Items from a data source

● ● ● ● ● ● ●

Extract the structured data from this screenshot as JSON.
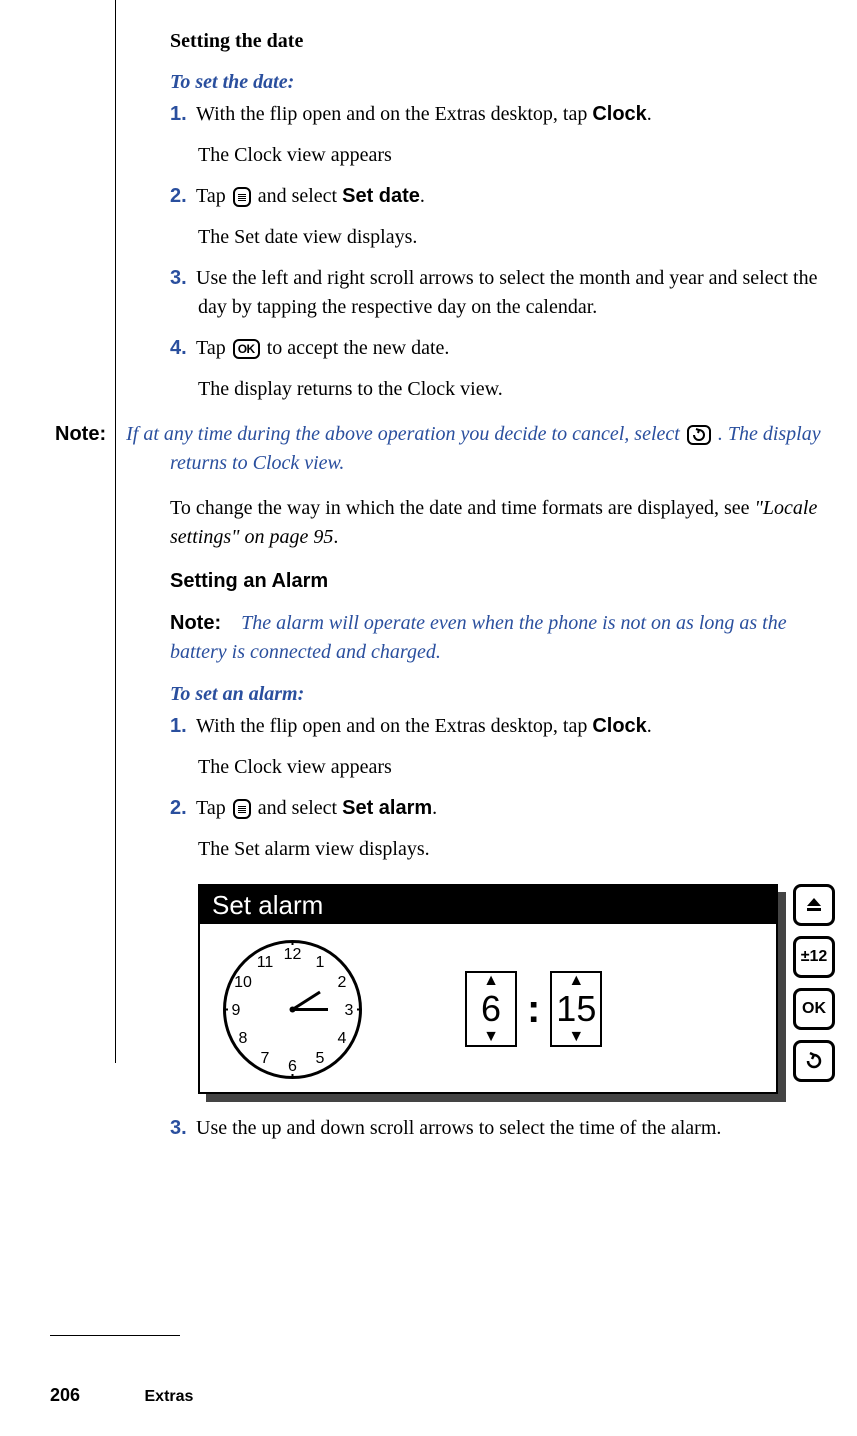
{
  "title": "Setting the date",
  "to_set_date": "To set the date:",
  "steps_date": {
    "s1a": "With the flip open and on the Extras desktop, tap ",
    "s1_bold": "Clock",
    "s1b": ".",
    "s1_res": "The Clock view appears",
    "s2a": "Tap ",
    "s2b": " and select ",
    "s2_bold": "Set date",
    "s2c": ".",
    "s2_res": "The Set date view displays.",
    "s3": "Use the left and right scroll arrows to select the month and year and select the day by tapping the respective day on the calendar.",
    "s4a": "Tap ",
    "s4b": " to accept the new date.",
    "s4_res": "The display returns to the Clock view."
  },
  "note1": {
    "label": "Note:",
    "text_a": "If at any time during the above operation you decide to cancel, select ",
    "text_b": ". The display returns to Clock view."
  },
  "change_format_a": "To change the way in which the date and time formats are displayed, see ",
  "change_format_ref": "\"Locale settings\" on page 95",
  "change_format_b": ".",
  "section_alarm": "Setting an Alarm",
  "note2": {
    "label": "Note:",
    "text": "The alarm will operate even when the phone is not on as long as the battery is connected and charged."
  },
  "to_set_alarm": "To set an alarm:",
  "steps_alarm": {
    "s1a": "With the flip open and on the Extras desktop, tap ",
    "s1_bold": "Clock",
    "s1b": ".",
    "s1_res": "The Clock view appears",
    "s2a": "Tap ",
    "s2b": " and select ",
    "s2_bold": "Set alarm",
    "s2c": ".",
    "s2_res": "The Set alarm view displays.",
    "s3": "Use the up and down scroll arrows to select the time of the alarm."
  },
  "alarm_shot": {
    "title": "Set alarm",
    "hour": "6",
    "minute": "15",
    "pm12": "±12",
    "ok": "OK"
  },
  "icons": {
    "ok": "OK",
    "menu": "≡",
    "back": "↺"
  },
  "chart_data": {
    "type": "clock",
    "clock_numbers": [
      "12",
      "1",
      "2",
      "3",
      "4",
      "5",
      "6",
      "7",
      "8",
      "9",
      "10",
      "11"
    ],
    "hour_hand_at": 3,
    "minute_hand_approx": 2,
    "spinner_hour": 6,
    "spinner_minute": 15,
    "side_buttons": [
      "up-arrow",
      "±12",
      "OK",
      "back"
    ]
  },
  "footer": {
    "page": "206",
    "section": "Extras"
  },
  "nums": {
    "n1": "1.",
    "n2": "2.",
    "n3": "3.",
    "n4": "4."
  }
}
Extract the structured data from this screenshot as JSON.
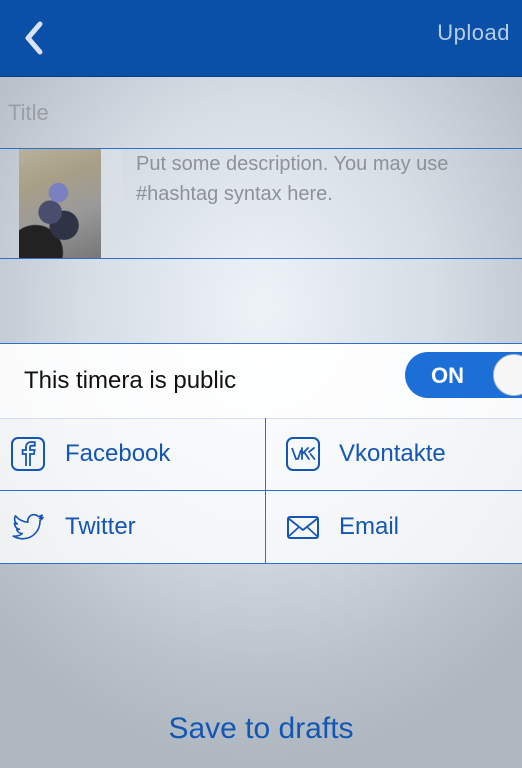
{
  "header": {
    "back_icon": "chevron-left-icon",
    "upload_label": "Upload",
    "background_color": "#0a4fa8"
  },
  "form": {
    "title_placeholder": "Title",
    "title_value": "",
    "description_placeholder": "Put some description. You may use #hashtag syntax here."
  },
  "privacy": {
    "label": "This timera is public",
    "toggle_label": "ON",
    "toggle_on": true
  },
  "share": {
    "items": [
      {
        "label": "Facebook",
        "icon": "facebook-icon"
      },
      {
        "label": "Vkontakte",
        "icon": "vkontakte-icon"
      },
      {
        "label": "Twitter",
        "icon": "twitter-icon"
      },
      {
        "label": "Email",
        "icon": "email-icon"
      }
    ]
  },
  "footer": {
    "save_drafts_label": "Save to drafts"
  },
  "colors": {
    "accent": "#1456b4",
    "divider": "#2f6ed0",
    "toggle_on": "#1b6fd6"
  }
}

● ● ● ● ● ● ●

Exercise aim — Every line of the data should be copied as it stands, without the images.

Task result —
Extract the structured data from this screenshot as JSON.
{
  "title": "Setting the date",
  "to_set_date": "To set the date:",
  "steps_date": {
    "s1a": "With the flip open and on the Extras desktop, tap ",
    "s1_bold": "Clock",
    "s1b": ".",
    "s1_res": "The Clock view appears",
    "s2a": "Tap ",
    "s2b": " and select ",
    "s2_bold": "Set date",
    "s2c": ".",
    "s2_res": "The Set date view displays.",
    "s3": "Use the left and right scroll arrows to select the month and year and select the day by tapping the respective day on the calendar.",
    "s4a": "Tap ",
    "s4b": " to accept the new date.",
    "s4_res": "The display returns to the Clock view."
  },
  "note1": {
    "label": "Note:",
    "text_a": "If at any time during the above operation you decide to cancel, select ",
    "text_b": ". The display returns to Clock view."
  },
  "change_format_a": "To change the way in which the date and time formats are displayed, see ",
  "change_format_ref": "\"Locale settings\" on page 95",
  "change_format_b": ".",
  "section_alarm": "Setting an Alarm",
  "note2": {
    "label": "Note:",
    "text": "The alarm will operate even when the phone is not on as long as the battery is connected and charged."
  },
  "to_set_alarm": "To set an alarm:",
  "steps_alarm": {
    "s1a": "With the flip open and on the Extras desktop, tap ",
    "s1_bold": "Clock",
    "s1b": ".",
    "s1_res": "The Clock view appears",
    "s2a": "Tap ",
    "s2b": " and select ",
    "s2_bold": "Set alarm",
    "s2c": ".",
    "s2_res": "The Set alarm view displays.",
    "s3": "Use the up and down scroll arrows to select the time of the alarm."
  },
  "alarm_shot": {
    "title": "Set alarm",
    "hour": "6",
    "minute": "15",
    "pm12": "±12",
    "ok": "OK"
  },
  "icons": {
    "ok": "OK",
    "menu": "≡",
    "back": "↺"
  },
  "chart_data": {
    "type": "clock",
    "clock_numbers": [
      "12",
      "1",
      "2",
      "3",
      "4",
      "5",
      "6",
      "7",
      "8",
      "9",
      "10",
      "11"
    ],
    "hour_hand_at": 3,
    "minute_hand_approx": 2,
    "spinner_hour": 6,
    "spinner_minute": 15,
    "side_buttons": [
      "up-arrow",
      "±12",
      "OK",
      "back"
    ]
  },
  "footer": {
    "page": "206",
    "section": "Extras"
  },
  "nums": {
    "n1": "1.",
    "n2": "2.",
    "n3": "3.",
    "n4": "4."
  }
}
Extract the structured data from this screenshot as JSON.
{
  "header": {
    "back_icon": "chevron-left-icon",
    "upload_label": "Upload",
    "background_color": "#0a4fa8"
  },
  "form": {
    "title_placeholder": "Title",
    "title_value": "",
    "description_placeholder": "Put some description. You may use #hashtag syntax here."
  },
  "privacy": {
    "label": "This timera is public",
    "toggle_label": "ON",
    "toggle_on": true
  },
  "share": {
    "items": [
      {
        "label": "Facebook",
        "icon": "facebook-icon"
      },
      {
        "label": "Vkontakte",
        "icon": "vkontakte-icon"
      },
      {
        "label": "Twitter",
        "icon": "twitter-icon"
      },
      {
        "label": "Email",
        "icon": "email-icon"
      }
    ]
  },
  "footer": {
    "save_drafts_label": "Save to drafts"
  },
  "colors": {
    "accent": "#1456b4",
    "divider": "#2f6ed0",
    "toggle_on": "#1b6fd6"
  }
}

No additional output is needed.